## Exercise directions
Every line with the string "sind" should be gathered.

## Material for this task

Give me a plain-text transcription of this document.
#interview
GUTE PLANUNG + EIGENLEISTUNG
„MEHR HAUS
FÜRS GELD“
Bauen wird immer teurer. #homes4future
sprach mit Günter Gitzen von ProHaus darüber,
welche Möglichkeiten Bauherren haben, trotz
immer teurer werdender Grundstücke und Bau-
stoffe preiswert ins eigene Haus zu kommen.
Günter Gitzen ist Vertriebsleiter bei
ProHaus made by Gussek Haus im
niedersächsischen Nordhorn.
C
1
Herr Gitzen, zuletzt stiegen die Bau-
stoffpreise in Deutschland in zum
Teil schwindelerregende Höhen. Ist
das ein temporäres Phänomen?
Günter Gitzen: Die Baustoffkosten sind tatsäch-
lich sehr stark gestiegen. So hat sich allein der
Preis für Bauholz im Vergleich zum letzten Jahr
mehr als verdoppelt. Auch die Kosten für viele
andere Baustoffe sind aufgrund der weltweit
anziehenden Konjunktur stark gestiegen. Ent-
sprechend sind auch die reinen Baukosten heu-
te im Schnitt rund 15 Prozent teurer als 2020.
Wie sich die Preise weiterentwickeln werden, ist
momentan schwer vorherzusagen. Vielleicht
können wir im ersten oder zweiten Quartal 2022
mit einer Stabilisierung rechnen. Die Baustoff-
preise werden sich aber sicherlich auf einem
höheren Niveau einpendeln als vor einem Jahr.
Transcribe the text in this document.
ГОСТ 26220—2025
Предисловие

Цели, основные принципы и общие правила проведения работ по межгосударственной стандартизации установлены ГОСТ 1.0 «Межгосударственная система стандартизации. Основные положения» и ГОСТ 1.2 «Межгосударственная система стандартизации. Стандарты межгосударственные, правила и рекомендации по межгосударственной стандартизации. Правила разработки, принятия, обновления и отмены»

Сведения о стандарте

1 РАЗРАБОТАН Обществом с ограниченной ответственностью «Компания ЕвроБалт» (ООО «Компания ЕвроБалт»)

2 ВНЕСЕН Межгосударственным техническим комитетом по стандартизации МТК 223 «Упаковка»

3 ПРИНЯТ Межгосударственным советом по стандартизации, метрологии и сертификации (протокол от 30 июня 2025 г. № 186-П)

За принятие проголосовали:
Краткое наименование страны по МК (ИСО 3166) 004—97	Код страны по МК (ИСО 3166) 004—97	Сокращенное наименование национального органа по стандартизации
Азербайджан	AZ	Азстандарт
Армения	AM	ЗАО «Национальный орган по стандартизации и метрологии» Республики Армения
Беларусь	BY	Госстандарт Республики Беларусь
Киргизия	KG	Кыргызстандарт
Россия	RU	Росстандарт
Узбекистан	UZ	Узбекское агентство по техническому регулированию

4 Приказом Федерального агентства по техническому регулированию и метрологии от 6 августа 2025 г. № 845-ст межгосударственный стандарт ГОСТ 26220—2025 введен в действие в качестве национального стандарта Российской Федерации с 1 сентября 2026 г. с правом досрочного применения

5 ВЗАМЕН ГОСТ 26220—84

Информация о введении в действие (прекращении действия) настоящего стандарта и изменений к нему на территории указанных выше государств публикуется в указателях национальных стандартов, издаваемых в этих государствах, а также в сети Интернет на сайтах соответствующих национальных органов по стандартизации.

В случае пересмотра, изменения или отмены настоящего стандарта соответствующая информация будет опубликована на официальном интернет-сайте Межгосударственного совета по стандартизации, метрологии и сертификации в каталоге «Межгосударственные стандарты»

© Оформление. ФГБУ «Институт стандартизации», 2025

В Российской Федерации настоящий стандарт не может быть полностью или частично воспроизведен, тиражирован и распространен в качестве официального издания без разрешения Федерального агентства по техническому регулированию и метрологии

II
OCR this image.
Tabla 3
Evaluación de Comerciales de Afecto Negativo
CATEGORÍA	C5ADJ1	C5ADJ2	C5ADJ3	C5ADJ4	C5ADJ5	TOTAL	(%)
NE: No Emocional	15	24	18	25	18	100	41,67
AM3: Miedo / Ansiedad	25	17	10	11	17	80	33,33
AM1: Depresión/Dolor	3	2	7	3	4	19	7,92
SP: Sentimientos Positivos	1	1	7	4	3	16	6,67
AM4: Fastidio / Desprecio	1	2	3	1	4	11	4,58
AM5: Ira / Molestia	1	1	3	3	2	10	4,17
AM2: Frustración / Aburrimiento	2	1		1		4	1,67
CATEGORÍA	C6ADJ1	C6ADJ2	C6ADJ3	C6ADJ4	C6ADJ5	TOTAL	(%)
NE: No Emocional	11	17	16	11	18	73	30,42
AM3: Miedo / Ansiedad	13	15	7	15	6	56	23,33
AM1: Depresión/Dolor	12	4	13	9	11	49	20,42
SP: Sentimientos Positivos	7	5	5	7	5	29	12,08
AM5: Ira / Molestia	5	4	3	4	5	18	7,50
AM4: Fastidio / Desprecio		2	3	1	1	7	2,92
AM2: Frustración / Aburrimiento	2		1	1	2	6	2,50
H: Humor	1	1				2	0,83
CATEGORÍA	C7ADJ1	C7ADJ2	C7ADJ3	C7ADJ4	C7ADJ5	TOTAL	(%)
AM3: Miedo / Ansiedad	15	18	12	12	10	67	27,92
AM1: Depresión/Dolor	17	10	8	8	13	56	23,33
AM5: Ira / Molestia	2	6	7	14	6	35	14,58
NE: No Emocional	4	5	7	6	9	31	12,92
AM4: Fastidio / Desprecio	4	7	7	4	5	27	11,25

## Worked answer
Günter Gitzen: Die Baustoffkosten sind tatsäch-
andere Baustoffe sind aufgrund der weltweit
sprechend sind auch die reinen Baukosten heu-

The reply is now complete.